(Lines of data)
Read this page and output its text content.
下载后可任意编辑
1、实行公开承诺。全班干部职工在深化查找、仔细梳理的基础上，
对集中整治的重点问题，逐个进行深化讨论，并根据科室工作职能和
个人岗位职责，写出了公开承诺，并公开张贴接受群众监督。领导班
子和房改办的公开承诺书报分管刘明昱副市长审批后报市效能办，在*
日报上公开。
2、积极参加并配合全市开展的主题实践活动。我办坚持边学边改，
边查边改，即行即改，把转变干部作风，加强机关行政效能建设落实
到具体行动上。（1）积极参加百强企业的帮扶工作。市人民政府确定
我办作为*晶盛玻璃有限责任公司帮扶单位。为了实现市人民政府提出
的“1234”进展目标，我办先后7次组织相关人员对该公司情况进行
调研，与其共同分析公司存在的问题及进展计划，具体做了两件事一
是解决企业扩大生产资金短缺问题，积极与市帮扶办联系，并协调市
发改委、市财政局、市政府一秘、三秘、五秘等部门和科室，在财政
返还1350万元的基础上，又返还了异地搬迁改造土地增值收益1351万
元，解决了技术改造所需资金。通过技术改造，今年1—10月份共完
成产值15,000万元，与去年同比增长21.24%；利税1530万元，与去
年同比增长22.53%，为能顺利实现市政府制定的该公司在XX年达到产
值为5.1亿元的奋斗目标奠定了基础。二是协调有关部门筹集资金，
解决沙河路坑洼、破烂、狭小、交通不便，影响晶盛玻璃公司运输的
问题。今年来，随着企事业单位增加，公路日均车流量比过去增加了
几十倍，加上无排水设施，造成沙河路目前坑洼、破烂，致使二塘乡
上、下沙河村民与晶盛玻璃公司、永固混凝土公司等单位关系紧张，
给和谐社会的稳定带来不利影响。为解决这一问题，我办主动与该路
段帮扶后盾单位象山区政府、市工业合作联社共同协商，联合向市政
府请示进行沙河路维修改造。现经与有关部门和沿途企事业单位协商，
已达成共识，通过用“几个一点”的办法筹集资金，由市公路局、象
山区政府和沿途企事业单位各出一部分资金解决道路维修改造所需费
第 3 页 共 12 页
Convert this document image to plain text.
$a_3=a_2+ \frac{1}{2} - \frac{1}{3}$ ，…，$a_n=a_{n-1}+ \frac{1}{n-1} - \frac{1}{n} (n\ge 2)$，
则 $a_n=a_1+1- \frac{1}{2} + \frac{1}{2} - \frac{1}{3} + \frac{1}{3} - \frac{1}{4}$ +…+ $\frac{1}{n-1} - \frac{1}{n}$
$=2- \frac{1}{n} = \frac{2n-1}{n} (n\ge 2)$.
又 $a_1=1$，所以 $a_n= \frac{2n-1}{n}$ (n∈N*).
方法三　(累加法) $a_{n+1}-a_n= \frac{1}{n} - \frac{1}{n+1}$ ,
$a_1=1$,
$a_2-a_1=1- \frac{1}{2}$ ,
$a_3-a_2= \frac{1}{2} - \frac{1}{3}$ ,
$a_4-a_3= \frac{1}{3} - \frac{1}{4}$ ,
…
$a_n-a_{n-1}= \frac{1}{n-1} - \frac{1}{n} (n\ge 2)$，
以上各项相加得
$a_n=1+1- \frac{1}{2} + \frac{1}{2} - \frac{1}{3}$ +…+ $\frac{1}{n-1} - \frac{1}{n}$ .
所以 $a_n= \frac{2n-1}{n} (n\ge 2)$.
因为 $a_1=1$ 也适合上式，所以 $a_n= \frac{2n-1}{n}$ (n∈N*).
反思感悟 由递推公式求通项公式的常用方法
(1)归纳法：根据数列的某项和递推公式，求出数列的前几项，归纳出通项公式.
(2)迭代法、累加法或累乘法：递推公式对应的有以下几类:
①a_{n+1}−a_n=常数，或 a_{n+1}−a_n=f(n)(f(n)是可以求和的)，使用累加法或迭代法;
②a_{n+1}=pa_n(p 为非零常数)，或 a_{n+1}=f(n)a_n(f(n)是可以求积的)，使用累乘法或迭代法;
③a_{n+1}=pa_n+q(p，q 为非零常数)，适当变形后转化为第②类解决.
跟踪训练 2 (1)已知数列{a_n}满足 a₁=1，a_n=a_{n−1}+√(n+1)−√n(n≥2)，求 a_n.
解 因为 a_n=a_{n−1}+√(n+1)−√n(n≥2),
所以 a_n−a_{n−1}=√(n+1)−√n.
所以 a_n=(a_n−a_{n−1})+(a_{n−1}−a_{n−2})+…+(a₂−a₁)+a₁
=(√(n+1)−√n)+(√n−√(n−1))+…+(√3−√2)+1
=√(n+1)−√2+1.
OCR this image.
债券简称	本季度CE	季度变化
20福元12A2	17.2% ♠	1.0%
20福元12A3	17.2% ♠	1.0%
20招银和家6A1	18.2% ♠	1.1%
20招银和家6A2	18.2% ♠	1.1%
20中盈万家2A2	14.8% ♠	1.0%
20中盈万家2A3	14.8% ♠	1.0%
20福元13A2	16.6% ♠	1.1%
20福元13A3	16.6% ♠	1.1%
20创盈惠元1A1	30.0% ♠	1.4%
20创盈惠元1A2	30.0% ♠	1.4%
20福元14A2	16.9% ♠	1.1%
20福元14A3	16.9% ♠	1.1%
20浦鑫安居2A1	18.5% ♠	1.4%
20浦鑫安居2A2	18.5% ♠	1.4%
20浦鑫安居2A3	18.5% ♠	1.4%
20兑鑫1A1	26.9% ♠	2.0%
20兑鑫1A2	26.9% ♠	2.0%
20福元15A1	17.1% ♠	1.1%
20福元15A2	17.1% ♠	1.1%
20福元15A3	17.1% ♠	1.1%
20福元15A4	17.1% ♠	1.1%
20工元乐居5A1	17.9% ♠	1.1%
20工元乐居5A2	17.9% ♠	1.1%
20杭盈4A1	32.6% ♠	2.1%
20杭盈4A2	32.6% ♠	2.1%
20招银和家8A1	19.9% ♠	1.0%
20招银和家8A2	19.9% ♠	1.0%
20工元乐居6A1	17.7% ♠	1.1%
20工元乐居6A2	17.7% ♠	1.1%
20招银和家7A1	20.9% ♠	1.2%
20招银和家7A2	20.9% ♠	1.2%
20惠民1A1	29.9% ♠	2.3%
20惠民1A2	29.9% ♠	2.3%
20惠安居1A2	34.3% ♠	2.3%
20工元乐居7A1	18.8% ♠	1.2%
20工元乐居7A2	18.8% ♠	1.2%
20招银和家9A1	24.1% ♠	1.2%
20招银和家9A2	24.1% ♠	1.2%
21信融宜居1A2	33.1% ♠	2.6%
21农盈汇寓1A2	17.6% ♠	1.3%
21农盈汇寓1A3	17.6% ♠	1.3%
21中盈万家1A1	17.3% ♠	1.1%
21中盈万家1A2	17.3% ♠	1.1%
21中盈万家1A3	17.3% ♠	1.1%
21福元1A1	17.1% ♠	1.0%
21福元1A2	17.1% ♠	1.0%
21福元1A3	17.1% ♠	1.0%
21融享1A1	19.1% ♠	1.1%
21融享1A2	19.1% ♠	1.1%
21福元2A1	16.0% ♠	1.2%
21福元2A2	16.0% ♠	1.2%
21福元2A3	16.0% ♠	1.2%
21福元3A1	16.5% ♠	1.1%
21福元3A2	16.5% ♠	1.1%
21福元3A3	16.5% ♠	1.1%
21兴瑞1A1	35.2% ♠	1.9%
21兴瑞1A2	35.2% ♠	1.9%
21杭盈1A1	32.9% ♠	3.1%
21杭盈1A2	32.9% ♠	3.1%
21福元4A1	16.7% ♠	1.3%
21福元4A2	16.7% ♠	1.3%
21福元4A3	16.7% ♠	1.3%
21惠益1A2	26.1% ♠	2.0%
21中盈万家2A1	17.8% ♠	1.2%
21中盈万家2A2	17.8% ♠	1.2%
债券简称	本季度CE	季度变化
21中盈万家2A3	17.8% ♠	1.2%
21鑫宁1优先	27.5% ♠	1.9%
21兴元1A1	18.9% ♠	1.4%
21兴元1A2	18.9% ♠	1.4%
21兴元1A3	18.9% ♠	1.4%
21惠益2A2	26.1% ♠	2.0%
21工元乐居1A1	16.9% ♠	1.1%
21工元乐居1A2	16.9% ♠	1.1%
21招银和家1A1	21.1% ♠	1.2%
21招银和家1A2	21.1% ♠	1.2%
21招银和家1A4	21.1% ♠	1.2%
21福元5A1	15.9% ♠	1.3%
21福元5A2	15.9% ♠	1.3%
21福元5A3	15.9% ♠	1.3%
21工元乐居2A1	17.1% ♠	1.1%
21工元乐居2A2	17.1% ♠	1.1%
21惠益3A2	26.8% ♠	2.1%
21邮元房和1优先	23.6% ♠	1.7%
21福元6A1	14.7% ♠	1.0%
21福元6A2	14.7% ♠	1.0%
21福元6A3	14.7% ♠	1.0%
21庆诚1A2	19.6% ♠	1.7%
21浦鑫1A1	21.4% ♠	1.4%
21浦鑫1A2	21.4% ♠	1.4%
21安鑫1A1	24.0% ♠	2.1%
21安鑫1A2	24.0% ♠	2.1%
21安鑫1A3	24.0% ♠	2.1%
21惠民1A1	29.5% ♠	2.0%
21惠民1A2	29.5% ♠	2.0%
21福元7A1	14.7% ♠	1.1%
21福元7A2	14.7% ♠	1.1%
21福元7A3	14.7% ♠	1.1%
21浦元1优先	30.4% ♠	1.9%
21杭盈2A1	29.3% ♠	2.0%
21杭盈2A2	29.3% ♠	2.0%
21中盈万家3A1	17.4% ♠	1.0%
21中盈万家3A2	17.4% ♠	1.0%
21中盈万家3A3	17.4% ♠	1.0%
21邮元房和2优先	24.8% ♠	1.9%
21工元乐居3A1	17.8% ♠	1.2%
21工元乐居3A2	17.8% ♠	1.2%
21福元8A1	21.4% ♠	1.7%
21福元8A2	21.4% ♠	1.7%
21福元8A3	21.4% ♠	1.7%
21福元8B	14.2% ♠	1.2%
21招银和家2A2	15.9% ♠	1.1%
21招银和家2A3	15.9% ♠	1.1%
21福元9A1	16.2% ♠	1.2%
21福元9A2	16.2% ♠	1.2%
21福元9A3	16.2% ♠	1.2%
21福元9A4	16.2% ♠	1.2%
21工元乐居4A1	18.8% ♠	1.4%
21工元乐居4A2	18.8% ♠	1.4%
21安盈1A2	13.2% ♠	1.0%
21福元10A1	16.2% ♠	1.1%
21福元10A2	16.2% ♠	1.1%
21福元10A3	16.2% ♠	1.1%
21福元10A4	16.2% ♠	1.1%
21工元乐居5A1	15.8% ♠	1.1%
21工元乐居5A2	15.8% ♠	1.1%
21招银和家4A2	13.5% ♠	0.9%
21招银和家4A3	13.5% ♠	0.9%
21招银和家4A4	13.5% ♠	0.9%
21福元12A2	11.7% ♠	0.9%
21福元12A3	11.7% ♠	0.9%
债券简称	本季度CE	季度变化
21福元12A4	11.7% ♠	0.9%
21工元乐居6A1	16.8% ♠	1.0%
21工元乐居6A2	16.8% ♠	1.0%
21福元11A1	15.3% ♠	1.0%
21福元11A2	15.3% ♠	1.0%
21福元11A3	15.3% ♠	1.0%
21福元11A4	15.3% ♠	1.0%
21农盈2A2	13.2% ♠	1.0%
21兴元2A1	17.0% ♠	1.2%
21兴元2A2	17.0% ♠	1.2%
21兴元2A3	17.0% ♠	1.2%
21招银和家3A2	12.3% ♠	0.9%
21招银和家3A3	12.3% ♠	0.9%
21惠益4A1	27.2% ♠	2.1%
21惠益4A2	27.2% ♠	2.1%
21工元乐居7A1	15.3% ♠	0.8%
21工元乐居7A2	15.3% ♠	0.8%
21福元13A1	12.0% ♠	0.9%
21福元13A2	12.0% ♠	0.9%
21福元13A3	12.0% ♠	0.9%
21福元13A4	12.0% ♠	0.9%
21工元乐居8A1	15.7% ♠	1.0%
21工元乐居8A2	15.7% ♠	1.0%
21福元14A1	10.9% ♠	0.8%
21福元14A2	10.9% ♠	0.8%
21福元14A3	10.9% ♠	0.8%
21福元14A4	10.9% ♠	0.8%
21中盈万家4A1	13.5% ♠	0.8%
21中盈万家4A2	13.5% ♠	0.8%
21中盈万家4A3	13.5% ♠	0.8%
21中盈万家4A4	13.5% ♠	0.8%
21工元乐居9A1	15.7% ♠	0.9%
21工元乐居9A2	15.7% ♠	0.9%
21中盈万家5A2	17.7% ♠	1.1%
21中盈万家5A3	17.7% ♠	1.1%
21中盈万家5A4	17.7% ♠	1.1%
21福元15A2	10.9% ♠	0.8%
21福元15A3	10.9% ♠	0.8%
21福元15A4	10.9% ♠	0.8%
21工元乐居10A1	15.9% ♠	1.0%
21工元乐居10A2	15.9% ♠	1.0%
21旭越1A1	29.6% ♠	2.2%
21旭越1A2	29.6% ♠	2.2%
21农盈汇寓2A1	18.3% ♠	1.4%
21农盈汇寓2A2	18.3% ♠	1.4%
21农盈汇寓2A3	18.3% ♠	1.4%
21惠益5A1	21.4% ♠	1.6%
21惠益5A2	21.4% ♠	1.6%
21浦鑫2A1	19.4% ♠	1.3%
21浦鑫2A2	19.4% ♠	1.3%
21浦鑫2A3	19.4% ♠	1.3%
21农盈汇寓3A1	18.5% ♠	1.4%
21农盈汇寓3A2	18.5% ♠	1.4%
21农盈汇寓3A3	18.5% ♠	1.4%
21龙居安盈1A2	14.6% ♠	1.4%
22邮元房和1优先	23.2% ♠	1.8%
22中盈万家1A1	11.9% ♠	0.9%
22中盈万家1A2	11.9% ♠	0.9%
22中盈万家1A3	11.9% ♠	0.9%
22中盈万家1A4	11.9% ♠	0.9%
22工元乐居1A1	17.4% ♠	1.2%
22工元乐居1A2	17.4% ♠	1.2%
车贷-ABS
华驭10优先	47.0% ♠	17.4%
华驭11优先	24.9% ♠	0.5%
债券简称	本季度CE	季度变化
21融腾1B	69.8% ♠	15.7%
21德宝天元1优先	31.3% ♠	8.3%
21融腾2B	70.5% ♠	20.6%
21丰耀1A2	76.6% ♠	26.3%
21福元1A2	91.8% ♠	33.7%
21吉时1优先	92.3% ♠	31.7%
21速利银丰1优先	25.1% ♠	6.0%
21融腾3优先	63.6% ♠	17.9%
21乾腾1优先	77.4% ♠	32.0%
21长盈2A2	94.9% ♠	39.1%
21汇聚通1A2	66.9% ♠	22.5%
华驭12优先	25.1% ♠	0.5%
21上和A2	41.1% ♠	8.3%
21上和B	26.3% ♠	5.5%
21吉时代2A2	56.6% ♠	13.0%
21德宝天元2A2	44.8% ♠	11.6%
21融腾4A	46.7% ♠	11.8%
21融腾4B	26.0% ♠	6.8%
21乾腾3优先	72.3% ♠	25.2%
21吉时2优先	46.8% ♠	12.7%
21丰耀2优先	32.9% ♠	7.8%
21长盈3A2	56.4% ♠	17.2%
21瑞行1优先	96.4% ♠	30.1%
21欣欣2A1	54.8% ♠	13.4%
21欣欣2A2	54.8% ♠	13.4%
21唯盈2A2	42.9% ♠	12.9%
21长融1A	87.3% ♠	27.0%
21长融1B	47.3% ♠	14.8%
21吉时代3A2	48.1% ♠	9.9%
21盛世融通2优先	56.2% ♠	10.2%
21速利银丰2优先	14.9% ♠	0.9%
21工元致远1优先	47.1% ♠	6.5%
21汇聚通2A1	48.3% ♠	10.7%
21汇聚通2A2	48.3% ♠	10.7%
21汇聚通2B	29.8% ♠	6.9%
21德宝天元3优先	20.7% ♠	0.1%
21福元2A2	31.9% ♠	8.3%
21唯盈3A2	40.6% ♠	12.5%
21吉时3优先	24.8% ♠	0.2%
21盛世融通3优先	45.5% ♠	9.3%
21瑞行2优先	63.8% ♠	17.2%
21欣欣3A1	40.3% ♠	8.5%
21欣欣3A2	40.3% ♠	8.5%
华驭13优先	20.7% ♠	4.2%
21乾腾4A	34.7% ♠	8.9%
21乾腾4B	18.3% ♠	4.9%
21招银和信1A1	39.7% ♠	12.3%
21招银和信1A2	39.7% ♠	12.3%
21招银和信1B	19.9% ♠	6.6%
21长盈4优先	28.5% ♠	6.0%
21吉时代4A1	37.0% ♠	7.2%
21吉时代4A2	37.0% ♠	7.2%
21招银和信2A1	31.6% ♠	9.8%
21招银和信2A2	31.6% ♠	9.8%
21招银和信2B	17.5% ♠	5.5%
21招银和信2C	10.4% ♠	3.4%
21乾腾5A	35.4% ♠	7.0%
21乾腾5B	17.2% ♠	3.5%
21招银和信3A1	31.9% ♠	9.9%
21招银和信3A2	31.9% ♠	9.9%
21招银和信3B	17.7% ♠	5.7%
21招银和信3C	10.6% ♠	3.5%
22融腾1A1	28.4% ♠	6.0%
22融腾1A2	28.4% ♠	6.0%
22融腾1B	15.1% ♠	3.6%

• _REQUIREMENT_: Count the lines that hold the string "为非零常数", and reply with that number alone.

• _RESPONSE FOR THIS EXERCISE_: 2